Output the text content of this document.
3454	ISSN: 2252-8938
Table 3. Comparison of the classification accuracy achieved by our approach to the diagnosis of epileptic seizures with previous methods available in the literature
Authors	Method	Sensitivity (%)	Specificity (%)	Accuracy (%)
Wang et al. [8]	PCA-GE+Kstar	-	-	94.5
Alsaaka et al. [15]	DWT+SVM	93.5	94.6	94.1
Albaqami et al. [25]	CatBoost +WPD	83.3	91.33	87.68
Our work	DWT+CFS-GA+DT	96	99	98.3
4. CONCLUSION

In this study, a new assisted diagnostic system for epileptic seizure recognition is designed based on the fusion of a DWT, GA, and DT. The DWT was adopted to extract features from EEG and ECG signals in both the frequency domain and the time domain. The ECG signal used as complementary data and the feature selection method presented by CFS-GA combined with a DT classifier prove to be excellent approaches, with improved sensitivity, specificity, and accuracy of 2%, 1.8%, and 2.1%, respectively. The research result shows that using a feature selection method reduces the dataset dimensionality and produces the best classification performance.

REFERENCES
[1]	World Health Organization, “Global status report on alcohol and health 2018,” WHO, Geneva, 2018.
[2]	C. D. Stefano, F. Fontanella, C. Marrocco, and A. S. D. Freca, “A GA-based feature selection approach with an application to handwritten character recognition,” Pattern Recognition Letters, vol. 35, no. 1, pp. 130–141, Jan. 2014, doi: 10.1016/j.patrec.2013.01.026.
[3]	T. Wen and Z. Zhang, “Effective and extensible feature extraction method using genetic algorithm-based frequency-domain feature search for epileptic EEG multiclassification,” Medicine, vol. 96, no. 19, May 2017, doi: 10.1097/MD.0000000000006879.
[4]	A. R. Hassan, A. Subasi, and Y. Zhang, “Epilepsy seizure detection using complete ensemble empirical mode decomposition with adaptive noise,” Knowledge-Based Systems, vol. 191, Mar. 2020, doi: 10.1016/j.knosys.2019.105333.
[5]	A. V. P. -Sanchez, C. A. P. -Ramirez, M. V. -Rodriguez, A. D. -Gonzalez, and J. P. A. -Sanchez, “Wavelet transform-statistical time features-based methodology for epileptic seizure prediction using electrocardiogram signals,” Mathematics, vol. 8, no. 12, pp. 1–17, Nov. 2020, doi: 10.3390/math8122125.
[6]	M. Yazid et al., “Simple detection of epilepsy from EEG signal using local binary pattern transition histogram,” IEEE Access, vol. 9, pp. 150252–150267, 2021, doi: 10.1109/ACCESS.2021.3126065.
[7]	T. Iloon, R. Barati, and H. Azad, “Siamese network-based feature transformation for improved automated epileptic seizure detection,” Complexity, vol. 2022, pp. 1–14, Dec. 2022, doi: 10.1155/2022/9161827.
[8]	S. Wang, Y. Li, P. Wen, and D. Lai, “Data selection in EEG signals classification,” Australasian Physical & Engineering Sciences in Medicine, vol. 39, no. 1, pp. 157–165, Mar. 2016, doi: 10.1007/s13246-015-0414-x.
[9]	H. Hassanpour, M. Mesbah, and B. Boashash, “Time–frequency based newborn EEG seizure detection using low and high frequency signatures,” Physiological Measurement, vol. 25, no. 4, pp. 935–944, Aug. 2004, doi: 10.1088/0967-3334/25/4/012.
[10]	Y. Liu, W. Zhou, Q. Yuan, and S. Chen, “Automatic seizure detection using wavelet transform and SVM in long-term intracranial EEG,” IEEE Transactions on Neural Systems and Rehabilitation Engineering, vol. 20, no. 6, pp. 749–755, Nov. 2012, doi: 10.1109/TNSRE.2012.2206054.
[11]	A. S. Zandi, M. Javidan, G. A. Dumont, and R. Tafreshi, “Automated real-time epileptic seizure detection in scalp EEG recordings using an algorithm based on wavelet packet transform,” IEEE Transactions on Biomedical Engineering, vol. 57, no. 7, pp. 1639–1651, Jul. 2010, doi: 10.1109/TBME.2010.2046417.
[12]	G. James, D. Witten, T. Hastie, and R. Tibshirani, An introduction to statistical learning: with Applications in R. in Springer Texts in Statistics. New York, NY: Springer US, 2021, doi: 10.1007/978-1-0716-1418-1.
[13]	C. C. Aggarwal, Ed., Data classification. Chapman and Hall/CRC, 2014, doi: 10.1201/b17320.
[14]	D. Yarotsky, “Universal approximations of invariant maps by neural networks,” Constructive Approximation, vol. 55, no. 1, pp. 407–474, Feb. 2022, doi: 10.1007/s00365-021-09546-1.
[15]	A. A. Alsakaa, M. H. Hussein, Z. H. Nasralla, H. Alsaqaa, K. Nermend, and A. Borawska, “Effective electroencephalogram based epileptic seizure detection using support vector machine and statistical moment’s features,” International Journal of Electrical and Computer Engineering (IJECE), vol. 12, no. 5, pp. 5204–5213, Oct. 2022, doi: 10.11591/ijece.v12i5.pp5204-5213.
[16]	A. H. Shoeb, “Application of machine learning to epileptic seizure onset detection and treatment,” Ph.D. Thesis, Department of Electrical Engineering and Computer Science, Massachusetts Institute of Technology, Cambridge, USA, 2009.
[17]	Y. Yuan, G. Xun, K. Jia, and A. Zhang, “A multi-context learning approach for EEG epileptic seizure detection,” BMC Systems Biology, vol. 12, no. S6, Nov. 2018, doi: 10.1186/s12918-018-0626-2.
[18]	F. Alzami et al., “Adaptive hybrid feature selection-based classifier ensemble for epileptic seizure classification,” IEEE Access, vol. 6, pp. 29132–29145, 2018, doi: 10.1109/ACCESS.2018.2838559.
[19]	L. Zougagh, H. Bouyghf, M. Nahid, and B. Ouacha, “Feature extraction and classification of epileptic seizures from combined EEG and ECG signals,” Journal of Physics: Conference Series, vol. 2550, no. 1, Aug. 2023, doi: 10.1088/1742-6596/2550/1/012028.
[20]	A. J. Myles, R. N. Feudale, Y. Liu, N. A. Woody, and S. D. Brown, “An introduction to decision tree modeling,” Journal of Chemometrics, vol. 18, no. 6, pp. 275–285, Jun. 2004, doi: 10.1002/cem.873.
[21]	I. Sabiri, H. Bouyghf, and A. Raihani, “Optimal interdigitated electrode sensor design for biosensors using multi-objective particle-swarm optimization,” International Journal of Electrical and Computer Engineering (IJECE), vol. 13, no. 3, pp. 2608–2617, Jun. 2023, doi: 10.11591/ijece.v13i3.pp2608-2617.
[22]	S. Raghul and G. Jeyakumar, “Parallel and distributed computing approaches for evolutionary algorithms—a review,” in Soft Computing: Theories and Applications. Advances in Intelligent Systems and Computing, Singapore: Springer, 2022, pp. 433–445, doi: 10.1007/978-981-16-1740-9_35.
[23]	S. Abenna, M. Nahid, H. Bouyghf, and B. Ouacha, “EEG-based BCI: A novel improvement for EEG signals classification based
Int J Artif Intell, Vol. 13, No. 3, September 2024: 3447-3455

**Exercise brief:** Tally how many lines in the material above hold the word "introduction". Write only that number.

**Finished task:** 2